══ Provided passage

The efficient ARC methods like deferred RC approach a tracing GC.
The benefit of RC is predictability (though not always) & RAII. That's why Rust and many C codebases use explicit refcounting when lifetimes are unknown.
While making the compiler slower, contradicting the upside you mention earlier.
Not to mention 70% of optimization can be done in 10% of code and much faster. It is the more exotic optimizations that have diminishing returns for slow compile times.
> go (and garbage-collected languages/runtimes in general) may be poor successors to C and C++ for applications where consistent performance and memory efficiency are important.
I think the latter part here is indeed important. From my pov, Go is a lot better suited for a lot of the stuff I previously used C/C++ for, where a scripting language like Python was sometimes an alternative. I rarely touch C/C++ anymore these days (except for arduino stuff), and python, which I used a lot before, has become something I only use when I really need a dynamic language for some hacky stuff.
But languages are just tools, pick the best-one for your problem. Go certainly carved out it's niche, and Rust is also going pretty strong, and although maybe not as accepted, is also very interesting and promising.
Were we having this discussion during the 80's, no one would think C was usable for anything serious, when its compilers couldn't produce better code than junior Assembly developers and all AAA games of the time were 100% Assembly.
I also read the paper, but I also have read tons of other papers of systems implemented in other languages.
While current implementation is quite good, there is lots of room for improvements, including improving the way Go deals with value types.
Also with a small improvements to Go (untraced references), or even a //go: annotation, there would be more room for C like data structures, when required to go down that path.
Without trying to diminish the work that went into this thesis, speaking from experience, when it was done it was done, performance improvements were most likely not pursued as the point to write an OS in Go as thesis was already proven.
Without it, some guessing games might happen that bring everything down, or the GC has to be more conservative regarding its guesses.
An example of this are the latest restrictions on Go 1.15 regarding pointer conversions
Since it’s possible to use C data structures and pointers directly from Go that seems like the safest way to do it, although of course then you need a C toolchain installed.
One of the reasons why they are changing the pointer rules in Go, was exactly because there are data races across domains if you happen to nest conversions between GC and non-GC pointers, and the GC happens to run just in the moment that it thinks the reference is no longer in use, while actually it was stored temporarily in an uintptr.
When you use less GC, you increase performance, but you also get fewer of the safety and convenience benefits of GC. There is no Holy Grail of GC just around the corner that will make this tradeoff obsolete, despite what GC advocates have been telling me for 20 years.
Learn to use the tools and enlightenment will be achieved.
gVisor, being a regular userspace program, has no such worries.

════
══ Input data

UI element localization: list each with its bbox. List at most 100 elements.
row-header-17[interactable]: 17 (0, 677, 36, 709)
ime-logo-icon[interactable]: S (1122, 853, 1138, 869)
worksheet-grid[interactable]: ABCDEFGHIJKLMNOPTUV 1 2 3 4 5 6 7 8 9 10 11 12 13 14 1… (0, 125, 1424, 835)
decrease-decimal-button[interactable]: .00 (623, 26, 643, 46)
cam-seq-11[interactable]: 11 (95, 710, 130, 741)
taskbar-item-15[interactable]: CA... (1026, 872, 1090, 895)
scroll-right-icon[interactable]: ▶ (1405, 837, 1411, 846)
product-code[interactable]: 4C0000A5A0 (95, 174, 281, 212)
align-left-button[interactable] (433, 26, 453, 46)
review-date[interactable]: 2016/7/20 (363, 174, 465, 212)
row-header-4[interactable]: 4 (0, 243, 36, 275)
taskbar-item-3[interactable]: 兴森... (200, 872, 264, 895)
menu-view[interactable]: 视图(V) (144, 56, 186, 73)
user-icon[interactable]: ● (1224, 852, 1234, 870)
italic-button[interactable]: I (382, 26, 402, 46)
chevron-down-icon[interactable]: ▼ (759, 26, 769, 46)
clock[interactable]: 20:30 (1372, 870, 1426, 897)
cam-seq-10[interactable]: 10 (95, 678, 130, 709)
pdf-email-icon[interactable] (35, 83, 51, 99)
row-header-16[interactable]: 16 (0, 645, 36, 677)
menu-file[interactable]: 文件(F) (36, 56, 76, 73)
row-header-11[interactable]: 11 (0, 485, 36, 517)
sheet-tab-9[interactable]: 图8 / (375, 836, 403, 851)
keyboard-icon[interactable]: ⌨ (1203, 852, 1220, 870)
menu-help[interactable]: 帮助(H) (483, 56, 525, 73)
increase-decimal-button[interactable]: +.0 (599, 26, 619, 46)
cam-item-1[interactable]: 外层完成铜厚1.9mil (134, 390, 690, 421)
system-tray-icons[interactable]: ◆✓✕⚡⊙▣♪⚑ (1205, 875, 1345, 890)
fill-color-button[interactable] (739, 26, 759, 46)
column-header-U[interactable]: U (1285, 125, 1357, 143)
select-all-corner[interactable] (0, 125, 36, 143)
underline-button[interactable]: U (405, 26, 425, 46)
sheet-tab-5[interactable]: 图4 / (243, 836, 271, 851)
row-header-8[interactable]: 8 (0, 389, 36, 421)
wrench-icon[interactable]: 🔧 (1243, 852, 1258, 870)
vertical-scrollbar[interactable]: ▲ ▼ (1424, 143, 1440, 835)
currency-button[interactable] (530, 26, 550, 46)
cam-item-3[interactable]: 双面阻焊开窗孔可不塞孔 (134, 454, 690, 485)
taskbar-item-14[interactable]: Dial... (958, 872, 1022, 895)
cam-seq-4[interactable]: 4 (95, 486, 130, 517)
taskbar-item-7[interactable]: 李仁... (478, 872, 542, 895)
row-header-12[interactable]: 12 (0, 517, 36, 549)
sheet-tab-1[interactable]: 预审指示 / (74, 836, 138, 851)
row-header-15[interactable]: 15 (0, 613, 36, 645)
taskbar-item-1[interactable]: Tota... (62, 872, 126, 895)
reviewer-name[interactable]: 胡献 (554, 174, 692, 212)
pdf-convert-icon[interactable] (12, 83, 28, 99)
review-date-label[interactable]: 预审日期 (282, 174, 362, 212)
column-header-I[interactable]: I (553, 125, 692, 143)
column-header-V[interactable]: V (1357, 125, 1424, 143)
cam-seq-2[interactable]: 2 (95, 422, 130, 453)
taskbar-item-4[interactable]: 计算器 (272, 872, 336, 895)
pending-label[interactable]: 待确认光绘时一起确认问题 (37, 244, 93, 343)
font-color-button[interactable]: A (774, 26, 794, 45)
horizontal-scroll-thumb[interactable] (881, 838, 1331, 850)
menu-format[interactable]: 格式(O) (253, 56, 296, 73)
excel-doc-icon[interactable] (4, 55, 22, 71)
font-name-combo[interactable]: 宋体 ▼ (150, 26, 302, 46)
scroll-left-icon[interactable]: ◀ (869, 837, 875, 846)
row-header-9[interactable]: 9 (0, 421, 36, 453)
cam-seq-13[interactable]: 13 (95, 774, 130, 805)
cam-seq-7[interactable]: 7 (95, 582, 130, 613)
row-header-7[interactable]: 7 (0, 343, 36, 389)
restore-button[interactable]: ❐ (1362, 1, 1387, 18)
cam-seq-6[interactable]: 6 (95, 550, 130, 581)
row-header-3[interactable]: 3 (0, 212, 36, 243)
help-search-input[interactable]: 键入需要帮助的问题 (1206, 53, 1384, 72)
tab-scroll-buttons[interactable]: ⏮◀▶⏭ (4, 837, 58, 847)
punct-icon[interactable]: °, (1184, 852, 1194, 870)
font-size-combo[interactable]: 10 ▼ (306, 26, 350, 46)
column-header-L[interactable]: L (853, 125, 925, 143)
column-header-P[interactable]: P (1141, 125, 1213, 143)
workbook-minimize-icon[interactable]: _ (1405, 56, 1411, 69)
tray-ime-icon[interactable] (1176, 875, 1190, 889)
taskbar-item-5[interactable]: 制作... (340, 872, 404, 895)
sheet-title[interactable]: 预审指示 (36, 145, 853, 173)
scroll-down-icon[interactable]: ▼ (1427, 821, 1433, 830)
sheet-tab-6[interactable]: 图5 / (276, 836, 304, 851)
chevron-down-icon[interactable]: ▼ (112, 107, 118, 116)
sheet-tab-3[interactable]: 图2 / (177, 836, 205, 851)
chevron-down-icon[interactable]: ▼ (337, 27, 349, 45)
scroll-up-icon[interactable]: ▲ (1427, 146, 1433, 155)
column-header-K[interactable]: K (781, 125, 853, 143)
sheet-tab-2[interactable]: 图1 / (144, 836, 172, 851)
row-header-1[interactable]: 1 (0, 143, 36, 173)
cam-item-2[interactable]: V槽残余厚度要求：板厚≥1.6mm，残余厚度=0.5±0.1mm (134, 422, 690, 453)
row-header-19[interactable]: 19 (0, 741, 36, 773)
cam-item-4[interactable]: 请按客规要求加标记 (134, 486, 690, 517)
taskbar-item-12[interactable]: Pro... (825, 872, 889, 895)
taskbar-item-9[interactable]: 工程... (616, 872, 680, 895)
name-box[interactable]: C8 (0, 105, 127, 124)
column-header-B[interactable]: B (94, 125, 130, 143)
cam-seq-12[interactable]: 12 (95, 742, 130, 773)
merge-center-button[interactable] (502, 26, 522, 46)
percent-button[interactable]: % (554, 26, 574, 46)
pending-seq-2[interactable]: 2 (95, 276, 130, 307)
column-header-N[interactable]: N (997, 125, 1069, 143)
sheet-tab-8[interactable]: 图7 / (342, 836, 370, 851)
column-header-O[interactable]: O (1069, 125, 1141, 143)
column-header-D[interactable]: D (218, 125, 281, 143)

════

> **Directive 1**: Reproduce the forum thread on Go and garbage collection from "But languages are" to "down that path.".
> **Directive 2**: Transcribe the listing from its first line to the line with "worksheet-grid[interactable]: ABCDEFGHIJKLMNOPTUV 1", including both.

> **Full answer 1**:
But languages are just tools, pick the best-one for your problem. Go certainly carved out it's niche, and Rust is also going pretty strong, and although maybe not as accepted, is also very interesting and promising.
Were we having this discussion during the 80's, no one would think C was usable for anything serious, when its compilers couldn't produce better code than junior Assembly developers and all AAA games of the time were 100% Assembly.
I also read the paper, but I also have read tons of other papers of systems implemented in other languages.
While current implementation is quite good, there is lots of room for improvements, including improving the way Go deals with value types.
Also with a small improvements to Go (untraced references), or even a //go: annotation, there would be more room for C like data structures, when required to go down that path.

> **Full answer 2**:
UI element localization: list each with its bbox. List at most 100 elements.
row-header-17[interactable]: 17 (0, 677, 36, 709)
ime-logo-icon[interactable]: S (1122, 853, 1138, 869)
worksheet-grid[interactable]: ABCDEFGHIJKLMNOPTUV 1 2 3 4 5 6 7 8 9 10 11 12 13 14 1… (0, 125, 1424, 835)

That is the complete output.